### What this task involves
All records should be reproduced verbatim.

↓

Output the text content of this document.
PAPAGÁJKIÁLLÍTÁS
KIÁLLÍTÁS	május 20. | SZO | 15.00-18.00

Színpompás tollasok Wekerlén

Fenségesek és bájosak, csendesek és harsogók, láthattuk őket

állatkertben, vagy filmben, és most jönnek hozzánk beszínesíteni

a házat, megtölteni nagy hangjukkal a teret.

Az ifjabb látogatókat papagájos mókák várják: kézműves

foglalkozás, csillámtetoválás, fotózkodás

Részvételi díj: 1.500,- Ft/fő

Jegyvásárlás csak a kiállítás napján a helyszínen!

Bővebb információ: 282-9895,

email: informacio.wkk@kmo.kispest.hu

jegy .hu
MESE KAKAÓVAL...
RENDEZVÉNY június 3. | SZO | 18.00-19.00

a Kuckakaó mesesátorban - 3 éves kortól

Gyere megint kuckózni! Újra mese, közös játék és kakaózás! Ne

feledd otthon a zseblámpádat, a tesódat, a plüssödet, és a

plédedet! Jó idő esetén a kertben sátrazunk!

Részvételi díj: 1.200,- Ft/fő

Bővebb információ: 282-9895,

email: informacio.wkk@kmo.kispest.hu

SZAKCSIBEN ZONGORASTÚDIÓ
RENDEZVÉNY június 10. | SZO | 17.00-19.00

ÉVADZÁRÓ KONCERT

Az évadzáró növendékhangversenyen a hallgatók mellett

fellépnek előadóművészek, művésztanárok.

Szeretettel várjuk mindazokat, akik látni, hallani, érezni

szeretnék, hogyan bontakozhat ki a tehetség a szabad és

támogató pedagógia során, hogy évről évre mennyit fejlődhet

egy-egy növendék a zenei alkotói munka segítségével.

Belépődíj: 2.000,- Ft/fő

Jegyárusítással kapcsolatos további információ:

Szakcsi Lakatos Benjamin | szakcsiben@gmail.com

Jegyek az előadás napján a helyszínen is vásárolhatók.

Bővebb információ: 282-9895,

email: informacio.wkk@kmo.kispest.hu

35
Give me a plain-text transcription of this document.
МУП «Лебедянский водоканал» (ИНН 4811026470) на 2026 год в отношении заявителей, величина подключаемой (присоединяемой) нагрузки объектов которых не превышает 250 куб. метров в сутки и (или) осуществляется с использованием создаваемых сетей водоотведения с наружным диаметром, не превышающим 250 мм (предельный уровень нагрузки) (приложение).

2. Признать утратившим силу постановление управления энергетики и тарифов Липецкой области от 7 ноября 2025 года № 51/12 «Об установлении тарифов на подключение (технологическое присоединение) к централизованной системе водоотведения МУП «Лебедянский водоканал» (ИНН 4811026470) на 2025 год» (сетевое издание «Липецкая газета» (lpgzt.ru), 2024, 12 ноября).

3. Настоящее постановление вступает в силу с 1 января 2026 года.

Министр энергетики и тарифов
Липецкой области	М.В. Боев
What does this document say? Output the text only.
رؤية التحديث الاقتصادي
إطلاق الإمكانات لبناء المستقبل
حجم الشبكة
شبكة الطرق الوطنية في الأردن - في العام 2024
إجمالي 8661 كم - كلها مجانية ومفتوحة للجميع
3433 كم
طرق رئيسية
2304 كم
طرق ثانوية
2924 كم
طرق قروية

↑

### Answer
Output the text content of this document.
PAPAGÁJKIÁLLÍTÁS
KIÁLLÍTÁS	május 20. | SZO | 15.00-18.00

Színpompás tollasok Wekerlén

Fenségesek és bájosak, csendesek és harsogók, láthattuk őket

állatkertben, vagy filmben, és most jönnek hozzánk beszínesíteni

a házat, megtölteni nagy hangjukkal a teret.

Az ifjabb látogatókat papagájos mókák várják: kézműves

foglalkozás, csillámtetoválás, fotózkodás

Részvételi díj: 1.500,- Ft/fő

Jegyvásárlás csak a kiállítás napján a helyszínen!

Bővebb információ: 282-9895,

email: informacio.wkk@kmo.kispest.hu

jegy .hu
MESE KAKAÓVAL...
RENDEZVÉNY június 3. | SZO | 18.00-19.00

a Kuckakaó mesesátorban - 3 éves kortól

Gyere megint kuckózni! Újra mese, közös játék és kakaózás! Ne

feledd otthon a zseblámpádat, a tesódat, a plüssödet, és a

plédedet! Jó idő esetén a kertben sátrazunk!

Részvételi díj: 1.200,- Ft/fő

Bővebb információ: 282-9895,

email: informacio.wkk@kmo.kispest.hu

SZAKCSIBEN ZONGORASTÚDIÓ
RENDEZVÉNY június 10. | SZO | 17.00-19.00

ÉVADZÁRÓ KONCERT

Az évadzáró növendékhangversenyen a hallgatók mellett

fellépnek előadóművészek, művésztanárok.

Szeretettel várjuk mindazokat, akik látni, hallani, érezni

szeretnék, hogyan bontakozhat ki a tehetség a szabad és

támogató pedagógia során, hogy évről évre mennyit fejlődhet

egy-egy növendék a zenei alkotói munka segítségével.

Belépődíj: 2.000,- Ft/fő

Jegyárusítással kapcsolatos további információ:

Szakcsi Lakatos Benjamin | szakcsiben@gmail.com

Jegyek az előadás napján a helyszínen is vásárolhatók.

Bővebb információ: 282-9895,

email: informacio.wkk@kmo.kispest.hu

35
Give me a plain-text transcription of this document.
МУП «Лебедянский водоканал» (ИНН 4811026470) на 2026 год в отношении заявителей, величина подключаемой (присоединяемой) нагрузки объектов которых не превышает 250 куб. метров в сутки и (или) осуществляется с использованием создаваемых сетей водоотведения с наружным диаметром, не превышающим 250 мм (предельный уровень нагрузки) (приложение).

2. Признать утратившим силу постановление управления энергетики и тарифов Липецкой области от 7 ноября 2025 года № 51/12 «Об установлении тарифов на подключение (технологическое присоединение) к централизованной системе водоотведения МУП «Лебедянский водоканал» (ИНН 4811026470) на 2025 год» (сетевое издание «Липецкая газета» (lpgzt.ru), 2024, 12 ноября).

3. Настоящее постановление вступает в силу с 1 января 2026 года.

Министр энергетики и тарифов
Липецкой области	М.В. Боев
What does this document say? Output the text only.
رؤية التحديث الاقتصادي
إطلاق الإمكانات لبناء المستقبل
حجم الشبكة
شبكة الطرق الوطنية في الأردن - في العام 2024
إجمالي 8661 كم - كلها مجانية ومفتوحة للجميع
3433 كم
طرق رئيسية
2304 كم
طرق ثانوية
2924 كم
طرق قروية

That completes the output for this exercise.